▶ _WHAT YOU WILL DO_
Count every line in the data below where "الإبل" occurs, then state that number and nothing more.

▶ _Saved data entries_
....

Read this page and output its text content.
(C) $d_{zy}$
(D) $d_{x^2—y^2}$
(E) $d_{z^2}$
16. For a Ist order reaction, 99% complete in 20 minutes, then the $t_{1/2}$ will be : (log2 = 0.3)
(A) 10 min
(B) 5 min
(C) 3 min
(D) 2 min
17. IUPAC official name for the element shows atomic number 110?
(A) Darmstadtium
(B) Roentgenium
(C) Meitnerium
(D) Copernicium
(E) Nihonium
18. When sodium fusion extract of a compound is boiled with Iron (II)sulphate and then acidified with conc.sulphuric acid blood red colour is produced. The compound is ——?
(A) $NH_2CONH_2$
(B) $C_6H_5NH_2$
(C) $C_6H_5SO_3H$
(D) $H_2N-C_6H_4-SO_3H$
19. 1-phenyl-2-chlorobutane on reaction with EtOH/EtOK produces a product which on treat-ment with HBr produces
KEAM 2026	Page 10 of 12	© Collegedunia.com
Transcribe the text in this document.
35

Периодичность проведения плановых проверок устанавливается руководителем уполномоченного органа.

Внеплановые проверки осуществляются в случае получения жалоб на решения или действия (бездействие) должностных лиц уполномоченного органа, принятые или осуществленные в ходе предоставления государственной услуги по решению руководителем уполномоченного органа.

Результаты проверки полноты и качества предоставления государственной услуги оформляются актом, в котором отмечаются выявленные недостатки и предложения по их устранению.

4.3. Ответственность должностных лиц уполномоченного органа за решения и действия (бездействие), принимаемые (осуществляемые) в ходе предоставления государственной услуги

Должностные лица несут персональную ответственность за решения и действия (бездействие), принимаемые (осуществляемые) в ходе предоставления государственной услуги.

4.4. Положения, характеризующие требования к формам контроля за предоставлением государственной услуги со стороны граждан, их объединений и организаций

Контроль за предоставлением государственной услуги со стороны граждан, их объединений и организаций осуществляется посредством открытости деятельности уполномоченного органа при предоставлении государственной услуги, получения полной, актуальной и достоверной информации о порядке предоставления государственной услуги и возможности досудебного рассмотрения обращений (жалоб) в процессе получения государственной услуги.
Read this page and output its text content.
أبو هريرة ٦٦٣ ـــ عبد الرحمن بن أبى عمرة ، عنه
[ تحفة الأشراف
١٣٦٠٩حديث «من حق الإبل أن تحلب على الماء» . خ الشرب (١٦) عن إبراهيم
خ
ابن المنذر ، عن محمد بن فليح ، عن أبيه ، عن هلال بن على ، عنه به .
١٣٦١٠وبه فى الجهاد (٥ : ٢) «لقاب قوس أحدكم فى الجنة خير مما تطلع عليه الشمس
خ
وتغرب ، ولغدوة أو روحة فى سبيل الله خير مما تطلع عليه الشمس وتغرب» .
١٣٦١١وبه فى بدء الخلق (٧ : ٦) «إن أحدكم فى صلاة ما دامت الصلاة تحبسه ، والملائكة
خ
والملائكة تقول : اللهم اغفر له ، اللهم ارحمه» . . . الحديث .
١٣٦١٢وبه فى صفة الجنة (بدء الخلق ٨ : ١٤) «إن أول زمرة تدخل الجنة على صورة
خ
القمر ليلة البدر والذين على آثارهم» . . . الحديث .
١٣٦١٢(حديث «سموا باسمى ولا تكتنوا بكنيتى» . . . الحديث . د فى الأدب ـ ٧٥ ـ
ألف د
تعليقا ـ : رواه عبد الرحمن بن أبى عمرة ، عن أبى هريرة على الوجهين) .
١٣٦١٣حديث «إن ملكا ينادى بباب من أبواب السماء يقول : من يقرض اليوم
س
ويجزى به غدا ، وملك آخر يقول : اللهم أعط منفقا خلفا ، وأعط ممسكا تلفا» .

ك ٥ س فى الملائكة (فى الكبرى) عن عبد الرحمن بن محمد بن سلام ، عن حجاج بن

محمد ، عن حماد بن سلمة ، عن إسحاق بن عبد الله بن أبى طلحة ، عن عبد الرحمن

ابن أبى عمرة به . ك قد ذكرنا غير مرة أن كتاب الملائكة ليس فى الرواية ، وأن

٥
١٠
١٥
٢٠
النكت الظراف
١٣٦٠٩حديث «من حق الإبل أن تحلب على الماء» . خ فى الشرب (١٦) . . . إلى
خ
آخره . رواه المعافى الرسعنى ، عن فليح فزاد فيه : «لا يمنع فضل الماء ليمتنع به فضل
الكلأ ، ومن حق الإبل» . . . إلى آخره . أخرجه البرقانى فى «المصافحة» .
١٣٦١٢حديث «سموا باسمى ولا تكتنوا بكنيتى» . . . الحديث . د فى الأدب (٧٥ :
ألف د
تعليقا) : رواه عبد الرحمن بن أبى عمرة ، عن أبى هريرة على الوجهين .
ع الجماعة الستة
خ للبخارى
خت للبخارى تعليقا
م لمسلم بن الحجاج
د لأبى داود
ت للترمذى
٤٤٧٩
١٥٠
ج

....

▶ _PROBLEM SOLUTION_
3